** Stated exercise **
Transcribe all of the material exactly, except for its pictures.

** Data supplied **

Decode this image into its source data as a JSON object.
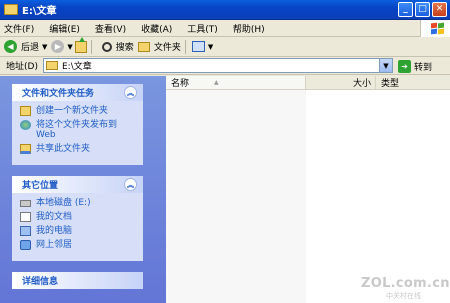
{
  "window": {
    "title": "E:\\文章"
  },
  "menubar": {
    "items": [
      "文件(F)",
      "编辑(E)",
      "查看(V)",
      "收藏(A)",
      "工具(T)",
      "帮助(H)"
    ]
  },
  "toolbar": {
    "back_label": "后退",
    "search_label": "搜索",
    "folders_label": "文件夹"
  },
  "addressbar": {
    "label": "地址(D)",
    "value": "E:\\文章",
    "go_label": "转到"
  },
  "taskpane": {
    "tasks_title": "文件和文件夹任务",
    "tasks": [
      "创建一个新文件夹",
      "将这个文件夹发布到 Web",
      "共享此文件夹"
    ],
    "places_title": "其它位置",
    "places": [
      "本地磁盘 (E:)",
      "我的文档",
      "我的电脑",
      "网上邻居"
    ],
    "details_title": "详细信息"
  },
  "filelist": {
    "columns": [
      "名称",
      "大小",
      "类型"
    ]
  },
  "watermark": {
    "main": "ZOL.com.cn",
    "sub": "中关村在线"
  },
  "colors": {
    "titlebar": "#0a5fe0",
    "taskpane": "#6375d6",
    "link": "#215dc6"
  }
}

** Right answer **
Decode this image into its source data as a JSON object.
{
  "window": {
    "title": "E:\\文章"
  },
  "menubar": {
    "items": [
      "文件(F)",
      "编辑(E)",
      "查看(V)",
      "收藏(A)",
      "工具(T)",
      "帮助(H)"
    ]
  },
  "toolbar": {
    "back_label": "后退",
    "search_label": "搜索",
    "folders_label": "文件夹"
  },
  "addressbar": {
    "label": "地址(D)",
    "value": "E:\\文章",
    "go_label": "转到"
  },
  "taskpane": {
    "tasks_title": "文件和文件夹任务",
    "tasks": [
      "创建一个新文件夹",
      "将这个文件夹发布到 Web",
      "共享此文件夹"
    ],
    "places_title": "其它位置",
    "places": [
      "本地磁盘 (E:)",
      "我的文档",
      "我的电脑",
      "网上邻居"
    ],
    "details_title": "详细信息"
  },
  "filelist": {
    "columns": [
      "名称",
      "大小",
      "类型"
    ]
  },
  "watermark": {
    "main": "ZOL.com.cn",
    "sub": "中关村在线"
  },
  "colors": {
    "titlebar": "#0a5fe0",
    "taskpane": "#6375d6",
    "link": "#215dc6"
  }
}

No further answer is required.